> **Exercise goal**
Print out each record below, unaltered and complete, without its images.

## START

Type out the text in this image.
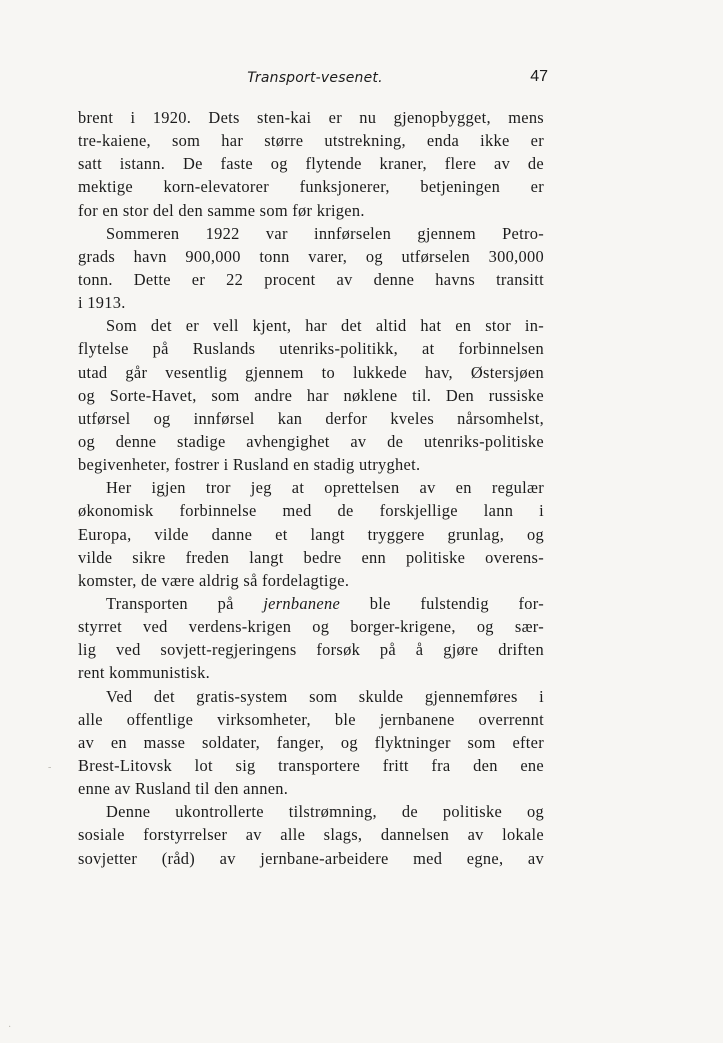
Transport-vesenet.	47
brent i 1920. Dets sten-kai er nu gjenopbygget, mens
tre-kaiene, som har større utstrekning, enda ikke er
satt istann. De faste og flytende kraner, flere av de
mektige korn-elevatorer funksjonerer, betjeningen er
for en stor del den samme som før krigen.
Sommeren 1922 var innførselen gjennem Petro-
grads havn 900,000 tonn varer, og utførselen 300,000
tonn. Dette er 22 procent av denne havns transitt
i 1913.
Som det er vell kjent, har det altid hat en stor in-
flytelse på Ruslands utenriks-politikk, at forbinnelsen
utad går vesentlig gjennem to lukkede hav, Østersjøen
og Sorte-Havet, som andre har nøklene til. Den russiske
utførsel og innførsel kan derfor kveles nårsomhelst,
og denne stadige avhengighet av de utenriks-politiske
begivenheter, fostrer i Rusland en stadig utryghet.
Her igjen tror jeg at oprettelsen av en regulær
økonomisk forbinnelse med de forskjellige lann i
Europa, vilde danne et langt tryggere grunlag, og
vilde sikre freden langt bedre enn politiske overens-
komster, de være aldrig så fordelagtige.
Transporten på jernbanene ble fulstendig for-
styrret ved verdens-krigen og borger-krigene, og sær-
lig ved sovjett-regjeringens forsøk på å gjøre driften
rent kommunistisk.
Ved det gratis-system som skulde gjennemføres i
alle offentlige virksomheter, ble jernbanene overrennt
av en masse soldater, fanger, og flyktninger som efter
Brest-Litovsk lot sig transportere fritt fra den ene
enne av Rusland til den annen.
Denne ukontrollerte tilstrømning, de politiske og
sosiale forstyrrelser av alle slags, dannelsen av lokale
sovjetter (råd) av jernbane-arbeidere med egne, av
-
·
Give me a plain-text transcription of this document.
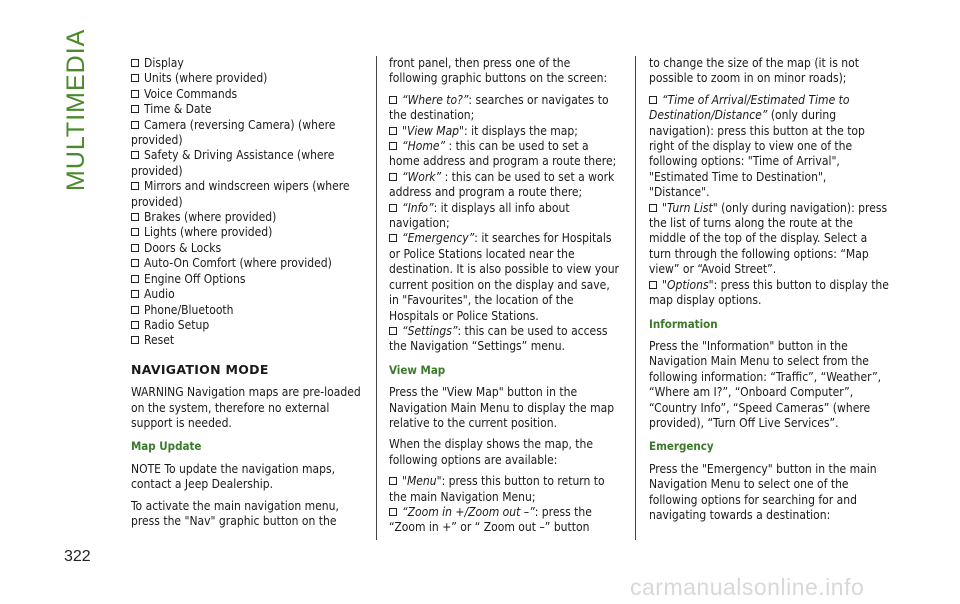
MULTIMEDIA
322
Display
Units (where provided)
Voice Commands
Time & Date
Camera (reversing Camera) (where provided)
Safety & Driving Assistance (where provided)
Mirrors and windscreen wipers (where provided)
Brakes (where provided)
Lights (where provided)
Doors & Locks
Auto-On Comfort (where provided)
Engine Off Options
Audio
Phone/Bluetooth
Radio Setup
Reset
NAVIGATION MODE

WARNING Navigation maps are pre-loaded on the system, therefore no external support is needed.

Map Update

NOTE To update the navigation maps, contact a Jeep Dealership.

To activate the main navigation menu, press the "Nav" graphic button on the

front panel, then press one of the following graphic buttons on the screen:

“Where to?”: searches or navigates to the destination;
"View Map": it displays the map;
“Home” : this can be used to set a home address and program a route there;
“Work” : this can be used to set a work address and program a route there;
“Info”: it displays all info about navigation;
“Emergency”: it searches for Hospitals or Police Stations located near the destination. It is also possible to view your current position on the display and save, in "Favourites", the location of the Hospitals or Police Stations.
“Settings”: this can be used to access the Navigation “Settings” menu.
View Map

Press the "View Map" button in the Navigation Main Menu to display the map relative to the current position.

When the display shows the map, the following options are available:

"Menu": press this button to return to the main Navigation Menu;
“Zoom in +/Zoom out –”: press the “Zoom in +” or “ Zoom out –” button

to change the size of the map (it is not possible to zoom in on minor roads);

“Time of Arrival/Estimated Time to Destination/Distance” (only during navigation): press this button at the top right of the display to view one of the following options: "Time of Arrival", "Estimated Time to Destination", "Distance".
"Turn List" (only during navigation): press the list of turns along the route at the middle of the top of the display. Select a turn through the following options: “Map view” or “Avoid Street”.
"Options": press this button to display the map display options.
Information

Press the "Information" button in the Navigation Main Menu to select from the following information: “Traffic”, “Weather”, “Where am I?”, “Onboard Computer”, “Country Info”, “Speed Cameras” (where provided), “Turn Off Live Services”.

Emergency

Press the "Emergency" button in the main Navigation Menu to select one of the following options for searching for and navigating towards a destination:

carmanualsonline.info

## END

> **Expected answer**
Type out the text in this image.
Transport-vesenet.	47
brent i 1920. Dets sten-kai er nu gjenopbygget, mens
tre-kaiene, som har større utstrekning, enda ikke er
satt istann. De faste og flytende kraner, flere av de
mektige korn-elevatorer funksjonerer, betjeningen er
for en stor del den samme som før krigen.
Sommeren 1922 var innførselen gjennem Petro-
grads havn 900,000 tonn varer, og utførselen 300,000
tonn. Dette er 22 procent av denne havns transitt
i 1913.
Som det er vell kjent, har det altid hat en stor in-
flytelse på Ruslands utenriks-politikk, at forbinnelsen
utad går vesentlig gjennem to lukkede hav, Østersjøen
og Sorte-Havet, som andre har nøklene til. Den russiske
utførsel og innførsel kan derfor kveles nårsomhelst,
og denne stadige avhengighet av de utenriks-politiske
begivenheter, fostrer i Rusland en stadig utryghet.
Her igjen tror jeg at oprettelsen av en regulær
økonomisk forbinnelse med de forskjellige lann i
Europa, vilde danne et langt tryggere grunlag, og
vilde sikre freden langt bedre enn politiske overens-
komster, de være aldrig så fordelagtige.
Transporten på jernbanene ble fulstendig for-
styrret ved verdens-krigen og borger-krigene, og sær-
lig ved sovjett-regjeringens forsøk på å gjøre driften
rent kommunistisk.
Ved det gratis-system som skulde gjennemføres i
alle offentlige virksomheter, ble jernbanene overrennt
av en masse soldater, fanger, og flyktninger som efter
Brest-Litovsk lot sig transportere fritt fra den ene
enne av Rusland til den annen.
Denne ukontrollerte tilstrømning, de politiske og
sosiale forstyrrelser av alle slags, dannelsen av lokale
sovjetter (råd) av jernbane-arbeidere med egne, av
-
·
Give me a plain-text transcription of this document.
MULTIMEDIA
322
Display
Units (where provided)
Voice Commands
Time & Date
Camera (reversing Camera) (where provided)
Safety & Driving Assistance (where provided)
Mirrors and windscreen wipers (where provided)
Brakes (where provided)
Lights (where provided)
Doors & Locks
Auto-On Comfort (where provided)
Engine Off Options
Audio
Phone/Bluetooth
Radio Setup
Reset
NAVIGATION MODE

WARNING Navigation maps are pre-loaded on the system, therefore no external support is needed.

Map Update

NOTE To update the navigation maps, contact a Jeep Dealership.

To activate the main navigation menu, press the "Nav" graphic button on the

front panel, then press one of the following graphic buttons on the screen:

“Where to?”: searches or navigates to the destination;
"View Map": it displays the map;
“Home” : this can be used to set a home address and program a route there;
“Work” : this can be used to set a work address and program a route there;
“Info”: it displays all info about navigation;
“Emergency”: it searches for Hospitals or Police Stations located near the destination. It is also possible to view your current position on the display and save, in "Favourites", the location of the Hospitals or Police Stations.
“Settings”: this can be used to access the Navigation “Settings” menu.
View Map

Press the "View Map" button in the Navigation Main Menu to display the map relative to the current position.

When the display shows the map, the following options are available:

"Menu": press this button to return to the main Navigation Menu;
“Zoom in +/Zoom out –”: press the “Zoom in +” or “ Zoom out –” button

to change the size of the map (it is not possible to zoom in on minor roads);

“Time of Arrival/Estimated Time to Destination/Distance” (only during navigation): press this button at the top right of the display to view one of the following options: "Time of Arrival", "Estimated Time to Destination", "Distance".
"Turn List" (only during navigation): press the list of turns along the route at the middle of the top of the display. Select a turn through the following options: “Map view” or “Avoid Street”.
"Options": press this button to display the map display options.
Information

Press the "Information" button in the Navigation Main Menu to select from the following information: “Traffic”, “Weather”, “Where am I?”, “Onboard Computer”, “Country Info”, “Speed Cameras” (where provided), “Turn Off Live Services”.

Emergency

Press the "Emergency" button in the main Navigation Menu to select one of the following options for searching for and navigating towards a destination:

carmanualsonline.info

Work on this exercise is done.